(Rows):
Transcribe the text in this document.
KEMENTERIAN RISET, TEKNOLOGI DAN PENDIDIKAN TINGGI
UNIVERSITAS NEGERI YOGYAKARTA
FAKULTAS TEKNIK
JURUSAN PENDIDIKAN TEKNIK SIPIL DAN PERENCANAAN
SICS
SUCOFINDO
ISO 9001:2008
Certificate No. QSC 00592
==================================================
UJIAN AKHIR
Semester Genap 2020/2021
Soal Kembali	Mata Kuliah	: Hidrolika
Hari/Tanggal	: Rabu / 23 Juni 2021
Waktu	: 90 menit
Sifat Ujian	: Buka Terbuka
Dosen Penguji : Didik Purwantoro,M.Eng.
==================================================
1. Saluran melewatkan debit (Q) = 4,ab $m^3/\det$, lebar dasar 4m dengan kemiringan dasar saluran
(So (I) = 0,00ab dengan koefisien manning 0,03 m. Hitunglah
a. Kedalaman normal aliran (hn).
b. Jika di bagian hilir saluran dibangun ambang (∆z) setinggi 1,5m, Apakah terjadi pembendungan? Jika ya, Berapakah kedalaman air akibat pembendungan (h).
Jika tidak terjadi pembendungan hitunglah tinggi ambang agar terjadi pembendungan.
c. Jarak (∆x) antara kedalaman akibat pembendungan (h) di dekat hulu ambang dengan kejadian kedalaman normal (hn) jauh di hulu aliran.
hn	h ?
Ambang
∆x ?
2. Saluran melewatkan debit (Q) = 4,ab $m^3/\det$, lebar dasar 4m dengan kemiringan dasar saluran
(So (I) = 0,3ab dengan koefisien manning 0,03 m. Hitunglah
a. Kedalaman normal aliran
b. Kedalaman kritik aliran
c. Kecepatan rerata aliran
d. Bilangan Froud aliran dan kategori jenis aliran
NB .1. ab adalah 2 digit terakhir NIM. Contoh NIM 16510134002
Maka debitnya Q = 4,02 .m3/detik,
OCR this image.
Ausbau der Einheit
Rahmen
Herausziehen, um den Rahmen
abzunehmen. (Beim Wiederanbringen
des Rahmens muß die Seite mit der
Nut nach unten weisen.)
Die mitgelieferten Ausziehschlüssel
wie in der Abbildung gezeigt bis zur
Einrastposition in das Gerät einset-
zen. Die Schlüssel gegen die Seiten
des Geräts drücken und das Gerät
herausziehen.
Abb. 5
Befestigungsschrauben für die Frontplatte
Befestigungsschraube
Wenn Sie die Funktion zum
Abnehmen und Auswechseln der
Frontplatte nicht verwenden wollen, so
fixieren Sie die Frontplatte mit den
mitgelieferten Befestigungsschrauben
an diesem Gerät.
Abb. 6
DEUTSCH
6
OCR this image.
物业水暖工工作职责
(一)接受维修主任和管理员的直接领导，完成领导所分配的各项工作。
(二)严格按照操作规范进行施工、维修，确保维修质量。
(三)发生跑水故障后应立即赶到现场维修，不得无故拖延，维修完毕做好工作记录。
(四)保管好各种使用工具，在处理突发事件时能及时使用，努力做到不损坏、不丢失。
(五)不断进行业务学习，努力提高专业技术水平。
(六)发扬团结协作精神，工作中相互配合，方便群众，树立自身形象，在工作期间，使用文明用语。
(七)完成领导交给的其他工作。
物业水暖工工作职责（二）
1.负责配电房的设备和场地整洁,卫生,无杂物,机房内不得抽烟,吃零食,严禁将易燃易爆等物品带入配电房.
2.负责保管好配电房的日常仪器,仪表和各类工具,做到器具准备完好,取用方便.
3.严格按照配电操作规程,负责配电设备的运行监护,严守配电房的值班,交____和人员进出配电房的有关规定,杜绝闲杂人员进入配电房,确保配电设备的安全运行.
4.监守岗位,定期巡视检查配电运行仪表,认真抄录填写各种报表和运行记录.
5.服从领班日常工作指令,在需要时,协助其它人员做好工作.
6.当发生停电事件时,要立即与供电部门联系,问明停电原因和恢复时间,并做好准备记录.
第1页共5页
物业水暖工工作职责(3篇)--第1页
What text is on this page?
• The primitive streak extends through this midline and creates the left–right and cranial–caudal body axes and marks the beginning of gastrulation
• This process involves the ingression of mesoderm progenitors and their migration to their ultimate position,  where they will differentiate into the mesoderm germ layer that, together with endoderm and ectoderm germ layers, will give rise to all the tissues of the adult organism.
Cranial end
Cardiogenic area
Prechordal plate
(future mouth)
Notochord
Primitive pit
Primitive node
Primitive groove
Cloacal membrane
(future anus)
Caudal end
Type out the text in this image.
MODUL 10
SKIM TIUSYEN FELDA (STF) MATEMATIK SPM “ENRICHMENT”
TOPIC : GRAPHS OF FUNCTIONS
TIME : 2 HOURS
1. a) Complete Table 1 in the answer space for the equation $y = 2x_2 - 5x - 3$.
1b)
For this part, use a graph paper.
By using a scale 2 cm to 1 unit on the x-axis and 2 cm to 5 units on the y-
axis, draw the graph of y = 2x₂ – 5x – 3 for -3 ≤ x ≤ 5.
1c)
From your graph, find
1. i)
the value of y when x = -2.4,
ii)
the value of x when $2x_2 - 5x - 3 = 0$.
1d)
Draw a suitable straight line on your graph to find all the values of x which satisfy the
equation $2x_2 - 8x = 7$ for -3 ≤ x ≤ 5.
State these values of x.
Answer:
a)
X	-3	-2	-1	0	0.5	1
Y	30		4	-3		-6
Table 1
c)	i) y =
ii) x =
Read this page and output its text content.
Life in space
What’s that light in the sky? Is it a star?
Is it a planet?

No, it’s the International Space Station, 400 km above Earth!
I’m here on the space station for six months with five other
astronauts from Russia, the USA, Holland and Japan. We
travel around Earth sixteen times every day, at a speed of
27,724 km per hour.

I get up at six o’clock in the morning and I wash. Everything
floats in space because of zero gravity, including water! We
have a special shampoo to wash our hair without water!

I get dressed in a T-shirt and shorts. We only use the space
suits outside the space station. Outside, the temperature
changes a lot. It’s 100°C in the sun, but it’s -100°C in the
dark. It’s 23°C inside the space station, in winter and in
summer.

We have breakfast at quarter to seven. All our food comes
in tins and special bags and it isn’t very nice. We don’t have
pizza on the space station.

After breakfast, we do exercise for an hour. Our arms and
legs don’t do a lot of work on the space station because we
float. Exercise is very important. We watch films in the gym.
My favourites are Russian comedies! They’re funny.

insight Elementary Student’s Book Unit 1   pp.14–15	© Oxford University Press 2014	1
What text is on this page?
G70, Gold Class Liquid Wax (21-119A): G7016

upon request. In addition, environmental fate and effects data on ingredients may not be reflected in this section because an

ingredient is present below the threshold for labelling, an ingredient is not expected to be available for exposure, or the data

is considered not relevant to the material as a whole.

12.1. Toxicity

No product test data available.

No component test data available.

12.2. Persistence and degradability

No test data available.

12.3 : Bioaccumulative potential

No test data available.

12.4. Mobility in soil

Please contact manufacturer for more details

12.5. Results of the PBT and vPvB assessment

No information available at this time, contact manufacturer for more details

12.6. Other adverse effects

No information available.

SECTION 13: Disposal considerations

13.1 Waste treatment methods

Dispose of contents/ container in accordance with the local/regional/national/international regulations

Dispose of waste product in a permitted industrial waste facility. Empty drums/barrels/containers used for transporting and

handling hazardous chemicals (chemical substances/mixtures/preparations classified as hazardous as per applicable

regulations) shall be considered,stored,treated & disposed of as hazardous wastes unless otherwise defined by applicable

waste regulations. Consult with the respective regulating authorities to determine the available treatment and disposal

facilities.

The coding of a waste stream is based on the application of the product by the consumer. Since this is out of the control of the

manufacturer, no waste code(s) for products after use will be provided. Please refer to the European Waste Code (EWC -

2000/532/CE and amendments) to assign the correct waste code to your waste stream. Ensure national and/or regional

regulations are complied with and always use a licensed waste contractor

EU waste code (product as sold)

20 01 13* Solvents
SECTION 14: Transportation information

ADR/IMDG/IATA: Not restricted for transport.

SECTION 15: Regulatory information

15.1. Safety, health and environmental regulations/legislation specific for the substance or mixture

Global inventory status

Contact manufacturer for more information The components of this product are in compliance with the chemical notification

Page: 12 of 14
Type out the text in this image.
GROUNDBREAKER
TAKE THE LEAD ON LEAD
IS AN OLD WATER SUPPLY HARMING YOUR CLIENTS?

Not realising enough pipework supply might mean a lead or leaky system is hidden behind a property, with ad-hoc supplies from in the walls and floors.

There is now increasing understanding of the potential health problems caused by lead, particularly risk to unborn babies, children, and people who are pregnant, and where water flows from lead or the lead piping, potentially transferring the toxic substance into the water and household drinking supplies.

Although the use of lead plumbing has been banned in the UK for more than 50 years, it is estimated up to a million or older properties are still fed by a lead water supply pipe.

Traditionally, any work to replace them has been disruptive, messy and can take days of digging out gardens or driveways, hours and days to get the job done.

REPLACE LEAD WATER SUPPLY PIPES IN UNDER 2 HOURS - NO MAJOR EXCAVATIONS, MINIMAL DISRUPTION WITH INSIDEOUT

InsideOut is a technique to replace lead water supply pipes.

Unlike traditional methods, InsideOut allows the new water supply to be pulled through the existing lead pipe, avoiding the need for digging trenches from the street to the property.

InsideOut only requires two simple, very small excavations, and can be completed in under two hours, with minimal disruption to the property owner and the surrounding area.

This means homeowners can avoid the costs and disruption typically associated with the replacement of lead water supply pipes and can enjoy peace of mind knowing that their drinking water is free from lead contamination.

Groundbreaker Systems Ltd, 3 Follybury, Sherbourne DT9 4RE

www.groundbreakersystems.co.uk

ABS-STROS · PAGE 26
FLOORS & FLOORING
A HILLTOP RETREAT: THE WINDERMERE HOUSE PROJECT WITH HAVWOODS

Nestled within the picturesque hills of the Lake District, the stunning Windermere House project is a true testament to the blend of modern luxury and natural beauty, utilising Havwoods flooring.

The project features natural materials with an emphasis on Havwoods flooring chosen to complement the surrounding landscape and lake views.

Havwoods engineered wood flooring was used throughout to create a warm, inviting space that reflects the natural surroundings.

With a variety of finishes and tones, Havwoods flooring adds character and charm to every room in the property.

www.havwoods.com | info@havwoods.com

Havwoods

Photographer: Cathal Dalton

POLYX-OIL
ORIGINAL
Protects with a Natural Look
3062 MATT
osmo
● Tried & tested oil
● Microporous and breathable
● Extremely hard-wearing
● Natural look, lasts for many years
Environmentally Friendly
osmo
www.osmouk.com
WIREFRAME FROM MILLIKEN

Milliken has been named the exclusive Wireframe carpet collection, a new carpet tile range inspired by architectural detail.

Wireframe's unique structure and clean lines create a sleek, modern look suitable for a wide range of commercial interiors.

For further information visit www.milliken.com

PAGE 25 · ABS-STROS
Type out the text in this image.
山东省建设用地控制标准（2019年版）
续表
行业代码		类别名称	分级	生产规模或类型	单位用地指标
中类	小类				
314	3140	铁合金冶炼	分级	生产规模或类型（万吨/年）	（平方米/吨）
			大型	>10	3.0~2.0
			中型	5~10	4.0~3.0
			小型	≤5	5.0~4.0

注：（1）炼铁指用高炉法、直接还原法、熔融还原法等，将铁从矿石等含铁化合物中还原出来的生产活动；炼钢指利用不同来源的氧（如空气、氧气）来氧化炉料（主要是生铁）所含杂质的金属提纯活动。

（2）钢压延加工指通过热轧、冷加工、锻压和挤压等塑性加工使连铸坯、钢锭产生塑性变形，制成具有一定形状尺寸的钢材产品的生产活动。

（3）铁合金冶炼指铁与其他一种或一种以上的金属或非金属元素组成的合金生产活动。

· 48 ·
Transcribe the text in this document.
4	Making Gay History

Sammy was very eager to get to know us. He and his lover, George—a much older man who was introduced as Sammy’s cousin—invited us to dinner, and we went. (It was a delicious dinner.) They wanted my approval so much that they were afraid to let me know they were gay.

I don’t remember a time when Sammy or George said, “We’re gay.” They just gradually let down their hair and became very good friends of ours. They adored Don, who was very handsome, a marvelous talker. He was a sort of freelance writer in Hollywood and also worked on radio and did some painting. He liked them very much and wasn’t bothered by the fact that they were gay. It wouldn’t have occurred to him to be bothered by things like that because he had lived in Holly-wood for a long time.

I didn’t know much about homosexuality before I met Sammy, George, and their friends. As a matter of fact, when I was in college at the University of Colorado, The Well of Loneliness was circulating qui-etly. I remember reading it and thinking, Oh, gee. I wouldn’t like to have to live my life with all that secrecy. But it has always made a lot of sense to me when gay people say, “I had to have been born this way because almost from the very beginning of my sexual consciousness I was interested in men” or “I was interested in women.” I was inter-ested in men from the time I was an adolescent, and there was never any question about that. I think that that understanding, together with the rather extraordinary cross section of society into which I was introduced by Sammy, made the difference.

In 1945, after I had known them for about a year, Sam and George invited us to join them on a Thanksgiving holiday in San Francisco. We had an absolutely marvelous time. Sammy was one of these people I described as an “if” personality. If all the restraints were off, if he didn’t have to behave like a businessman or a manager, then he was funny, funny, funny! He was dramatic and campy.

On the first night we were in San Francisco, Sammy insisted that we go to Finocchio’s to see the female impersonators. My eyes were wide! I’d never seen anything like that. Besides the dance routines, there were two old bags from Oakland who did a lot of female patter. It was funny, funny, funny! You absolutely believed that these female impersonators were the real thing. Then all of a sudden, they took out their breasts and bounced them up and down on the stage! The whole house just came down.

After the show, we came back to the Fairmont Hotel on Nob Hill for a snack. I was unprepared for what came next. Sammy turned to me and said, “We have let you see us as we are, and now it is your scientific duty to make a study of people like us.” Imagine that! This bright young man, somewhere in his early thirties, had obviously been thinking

(Aim of the task):
Pick out the lines containing the string "Frontplatte".

(Response for this exercise):
Befestigungsschrauben für die Frontplatte
Frontplatte nicht verwenden wollen, so
fixieren Sie die Frontplatte mit den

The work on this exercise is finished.